- _Given task_
Show every line below where "جسده" can be found.

- _Supplied records_
---*---
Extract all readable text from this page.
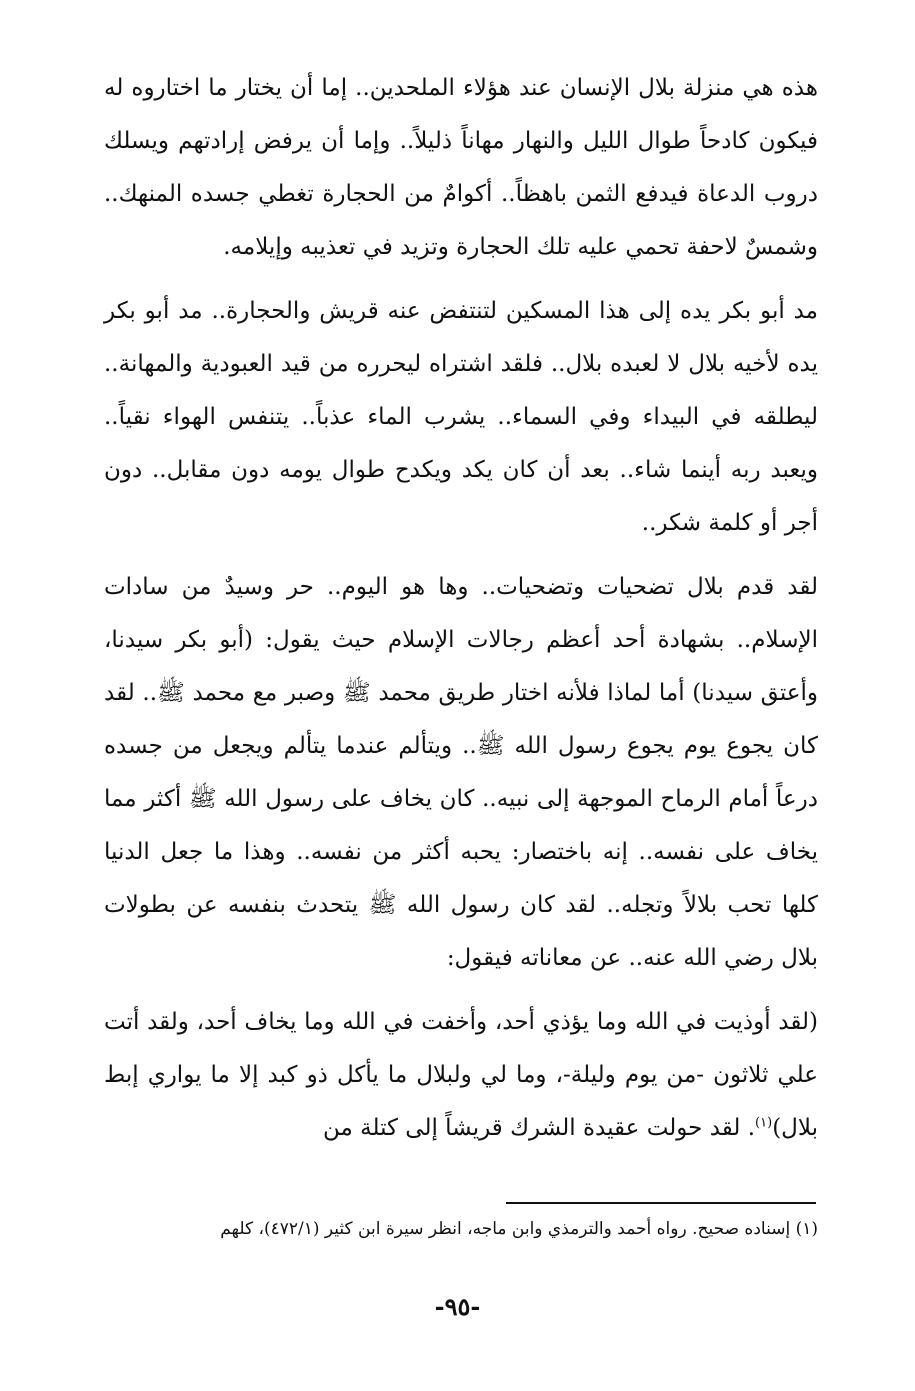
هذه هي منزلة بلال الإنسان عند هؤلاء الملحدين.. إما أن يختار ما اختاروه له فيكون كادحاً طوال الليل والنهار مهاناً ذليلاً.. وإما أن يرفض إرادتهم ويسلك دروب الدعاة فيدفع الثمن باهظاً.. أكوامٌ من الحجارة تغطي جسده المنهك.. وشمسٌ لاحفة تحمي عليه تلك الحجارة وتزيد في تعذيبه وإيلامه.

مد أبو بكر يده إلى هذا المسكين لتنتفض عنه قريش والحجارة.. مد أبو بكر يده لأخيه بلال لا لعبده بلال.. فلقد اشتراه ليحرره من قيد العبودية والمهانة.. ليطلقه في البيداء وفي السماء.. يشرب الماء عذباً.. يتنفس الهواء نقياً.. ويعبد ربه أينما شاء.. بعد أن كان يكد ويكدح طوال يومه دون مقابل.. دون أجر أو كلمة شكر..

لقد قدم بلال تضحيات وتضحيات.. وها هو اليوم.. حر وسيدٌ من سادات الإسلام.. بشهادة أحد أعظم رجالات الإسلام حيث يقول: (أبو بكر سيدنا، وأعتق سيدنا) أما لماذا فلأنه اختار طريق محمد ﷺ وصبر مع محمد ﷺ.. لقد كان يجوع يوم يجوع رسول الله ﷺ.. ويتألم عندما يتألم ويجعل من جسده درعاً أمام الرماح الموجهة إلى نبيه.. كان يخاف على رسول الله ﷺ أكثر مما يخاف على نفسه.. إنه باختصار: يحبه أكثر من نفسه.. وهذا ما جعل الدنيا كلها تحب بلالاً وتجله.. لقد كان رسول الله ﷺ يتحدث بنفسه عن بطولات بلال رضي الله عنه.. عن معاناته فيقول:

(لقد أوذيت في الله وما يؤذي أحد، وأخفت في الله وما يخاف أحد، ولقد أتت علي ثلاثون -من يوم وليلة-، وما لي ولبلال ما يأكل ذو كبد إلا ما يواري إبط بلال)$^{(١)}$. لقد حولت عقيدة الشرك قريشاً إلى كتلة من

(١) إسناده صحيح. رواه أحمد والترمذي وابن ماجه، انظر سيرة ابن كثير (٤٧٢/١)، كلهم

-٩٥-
---*---
- _Task answer_
هذه هي منزلة بلال الإنسان عند هؤلاء الملحدين.. إما أن يختار ما اختاروه له فيكون كادحاً طوال الليل والنهار مهاناً ذليلاً.. وإما أن يرفض إرادتهم ويسلك دروب الدعاة فيدفع الثمن باهظاً.. أكوامٌ من الحجارة تغطي جسده المنهك.. وشمسٌ لاحفة تحمي عليه تلك الحجارة وتزيد في تعذيبه وإيلامه.
لقد قدم بلال تضحيات وتضحيات.. وها هو اليوم.. حر وسيدٌ من سادات الإسلام.. بشهادة أحد أعظم رجالات الإسلام حيث يقول: (أبو بكر سيدنا، وأعتق سيدنا) أما لماذا فلأنه اختار طريق محمد ﷺ وصبر مع محمد ﷺ.. لقد كان يجوع يوم يجوع رسول الله ﷺ.. ويتألم عندما يتألم ويجعل من جسده درعاً أمام الرماح الموجهة إلى نبيه.. كان يخاف على رسول الله ﷺ أكثر مما يخاف على نفسه.. إنه باختصار: يحبه أكثر من نفسه.. وهذا ما جعل الدنيا كلها تحب بلالاً وتجله.. لقد كان رسول الله ﷺ يتحدث بنفسه عن بطولات بلال رضي الله عنه.. عن معاناته فيقول:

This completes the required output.